Collection entries
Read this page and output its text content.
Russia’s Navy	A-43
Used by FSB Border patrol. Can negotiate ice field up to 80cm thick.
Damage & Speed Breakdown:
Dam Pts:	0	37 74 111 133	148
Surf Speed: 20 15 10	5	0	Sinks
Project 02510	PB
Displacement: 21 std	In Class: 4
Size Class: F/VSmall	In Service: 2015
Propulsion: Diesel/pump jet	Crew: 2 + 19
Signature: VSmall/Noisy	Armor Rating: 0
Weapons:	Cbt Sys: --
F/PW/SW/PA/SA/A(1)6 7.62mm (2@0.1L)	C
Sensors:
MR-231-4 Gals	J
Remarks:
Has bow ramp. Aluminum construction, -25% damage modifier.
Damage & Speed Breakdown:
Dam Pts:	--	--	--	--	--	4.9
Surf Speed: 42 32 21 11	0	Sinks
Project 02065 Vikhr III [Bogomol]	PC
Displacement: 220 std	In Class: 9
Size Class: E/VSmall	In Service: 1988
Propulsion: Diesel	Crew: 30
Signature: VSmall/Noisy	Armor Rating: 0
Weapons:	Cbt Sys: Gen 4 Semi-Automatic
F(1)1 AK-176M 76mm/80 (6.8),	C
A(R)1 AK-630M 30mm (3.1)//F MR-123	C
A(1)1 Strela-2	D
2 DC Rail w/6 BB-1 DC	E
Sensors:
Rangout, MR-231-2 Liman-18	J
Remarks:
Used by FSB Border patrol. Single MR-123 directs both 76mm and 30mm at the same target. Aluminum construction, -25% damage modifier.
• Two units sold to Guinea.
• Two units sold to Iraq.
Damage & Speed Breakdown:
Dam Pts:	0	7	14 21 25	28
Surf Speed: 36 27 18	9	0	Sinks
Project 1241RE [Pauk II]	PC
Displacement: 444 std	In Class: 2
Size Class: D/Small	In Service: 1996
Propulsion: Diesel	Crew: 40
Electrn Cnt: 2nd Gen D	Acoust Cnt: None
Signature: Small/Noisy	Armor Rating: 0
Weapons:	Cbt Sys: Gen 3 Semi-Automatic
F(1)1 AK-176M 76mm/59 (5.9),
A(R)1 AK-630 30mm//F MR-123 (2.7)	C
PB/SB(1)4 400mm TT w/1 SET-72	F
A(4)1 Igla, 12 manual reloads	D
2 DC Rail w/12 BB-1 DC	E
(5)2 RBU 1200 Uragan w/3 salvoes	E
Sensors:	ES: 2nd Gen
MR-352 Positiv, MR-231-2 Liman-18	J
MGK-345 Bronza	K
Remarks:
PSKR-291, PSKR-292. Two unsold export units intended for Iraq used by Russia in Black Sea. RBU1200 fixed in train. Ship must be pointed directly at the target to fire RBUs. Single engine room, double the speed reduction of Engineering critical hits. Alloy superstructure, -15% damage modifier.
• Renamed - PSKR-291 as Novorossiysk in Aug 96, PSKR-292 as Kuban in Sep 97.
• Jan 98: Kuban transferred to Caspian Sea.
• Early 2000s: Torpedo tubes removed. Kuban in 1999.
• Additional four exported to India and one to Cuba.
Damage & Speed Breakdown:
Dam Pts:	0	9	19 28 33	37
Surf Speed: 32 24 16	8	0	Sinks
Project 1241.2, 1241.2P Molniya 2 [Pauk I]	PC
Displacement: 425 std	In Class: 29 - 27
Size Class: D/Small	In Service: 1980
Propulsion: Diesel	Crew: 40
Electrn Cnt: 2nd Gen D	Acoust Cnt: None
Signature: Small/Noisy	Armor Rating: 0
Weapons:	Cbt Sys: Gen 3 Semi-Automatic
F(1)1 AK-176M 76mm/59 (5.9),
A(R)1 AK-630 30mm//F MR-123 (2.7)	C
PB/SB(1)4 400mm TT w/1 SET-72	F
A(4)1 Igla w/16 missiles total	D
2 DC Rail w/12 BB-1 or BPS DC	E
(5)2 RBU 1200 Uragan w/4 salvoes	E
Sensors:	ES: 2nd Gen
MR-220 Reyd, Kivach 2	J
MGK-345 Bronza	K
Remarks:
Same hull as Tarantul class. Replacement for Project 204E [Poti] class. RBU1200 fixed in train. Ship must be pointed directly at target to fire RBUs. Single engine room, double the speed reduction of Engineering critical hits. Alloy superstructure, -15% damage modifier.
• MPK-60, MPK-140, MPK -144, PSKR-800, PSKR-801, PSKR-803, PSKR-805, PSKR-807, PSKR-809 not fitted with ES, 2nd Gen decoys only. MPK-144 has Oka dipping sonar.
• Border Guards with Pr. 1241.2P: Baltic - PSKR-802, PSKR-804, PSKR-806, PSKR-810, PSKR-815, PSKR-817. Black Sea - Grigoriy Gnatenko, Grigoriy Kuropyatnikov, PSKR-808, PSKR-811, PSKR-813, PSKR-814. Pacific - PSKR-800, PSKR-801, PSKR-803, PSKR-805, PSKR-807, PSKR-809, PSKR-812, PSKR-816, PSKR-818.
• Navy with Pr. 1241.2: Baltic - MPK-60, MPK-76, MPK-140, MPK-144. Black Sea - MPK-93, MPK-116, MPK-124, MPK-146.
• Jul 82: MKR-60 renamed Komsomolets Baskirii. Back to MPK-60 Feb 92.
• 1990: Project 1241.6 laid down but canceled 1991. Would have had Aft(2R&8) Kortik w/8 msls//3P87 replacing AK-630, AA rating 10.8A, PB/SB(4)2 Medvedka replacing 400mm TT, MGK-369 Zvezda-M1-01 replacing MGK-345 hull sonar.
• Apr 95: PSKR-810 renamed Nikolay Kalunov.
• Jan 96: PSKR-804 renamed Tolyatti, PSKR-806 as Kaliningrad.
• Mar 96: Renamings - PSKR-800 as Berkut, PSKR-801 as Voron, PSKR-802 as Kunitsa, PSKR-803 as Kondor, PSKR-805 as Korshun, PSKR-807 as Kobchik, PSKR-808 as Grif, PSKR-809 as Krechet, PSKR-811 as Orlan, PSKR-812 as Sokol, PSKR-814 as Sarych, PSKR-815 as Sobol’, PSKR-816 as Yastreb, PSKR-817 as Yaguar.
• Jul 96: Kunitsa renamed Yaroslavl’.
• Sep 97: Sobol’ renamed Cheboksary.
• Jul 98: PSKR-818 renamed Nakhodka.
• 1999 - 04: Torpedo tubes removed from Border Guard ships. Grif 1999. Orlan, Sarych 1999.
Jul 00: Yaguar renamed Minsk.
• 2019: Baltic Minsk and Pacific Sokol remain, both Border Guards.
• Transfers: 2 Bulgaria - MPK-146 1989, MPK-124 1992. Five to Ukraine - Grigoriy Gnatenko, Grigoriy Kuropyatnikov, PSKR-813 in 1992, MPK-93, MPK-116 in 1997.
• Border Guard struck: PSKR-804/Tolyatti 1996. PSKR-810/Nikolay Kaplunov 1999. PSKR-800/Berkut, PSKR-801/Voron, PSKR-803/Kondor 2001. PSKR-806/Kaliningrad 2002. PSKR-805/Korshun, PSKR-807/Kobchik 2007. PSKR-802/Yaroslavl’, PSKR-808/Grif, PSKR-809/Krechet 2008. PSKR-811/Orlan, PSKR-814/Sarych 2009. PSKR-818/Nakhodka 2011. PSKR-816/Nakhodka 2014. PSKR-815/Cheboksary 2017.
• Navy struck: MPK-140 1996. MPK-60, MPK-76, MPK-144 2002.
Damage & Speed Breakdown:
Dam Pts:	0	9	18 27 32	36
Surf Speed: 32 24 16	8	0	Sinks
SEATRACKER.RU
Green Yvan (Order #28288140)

Given task - In the entries above, find every line holding the word "Kuban" and copy it out.

The completed task -
• Renamed - PSKR-291 as Novorossiysk in Aug 96, PSKR-292 as Kuban in Sep 97.
• Jan 98: Kuban transferred to Caspian Sea.
• Early 2000s: Torpedo tubes removed. Kuban in 1999.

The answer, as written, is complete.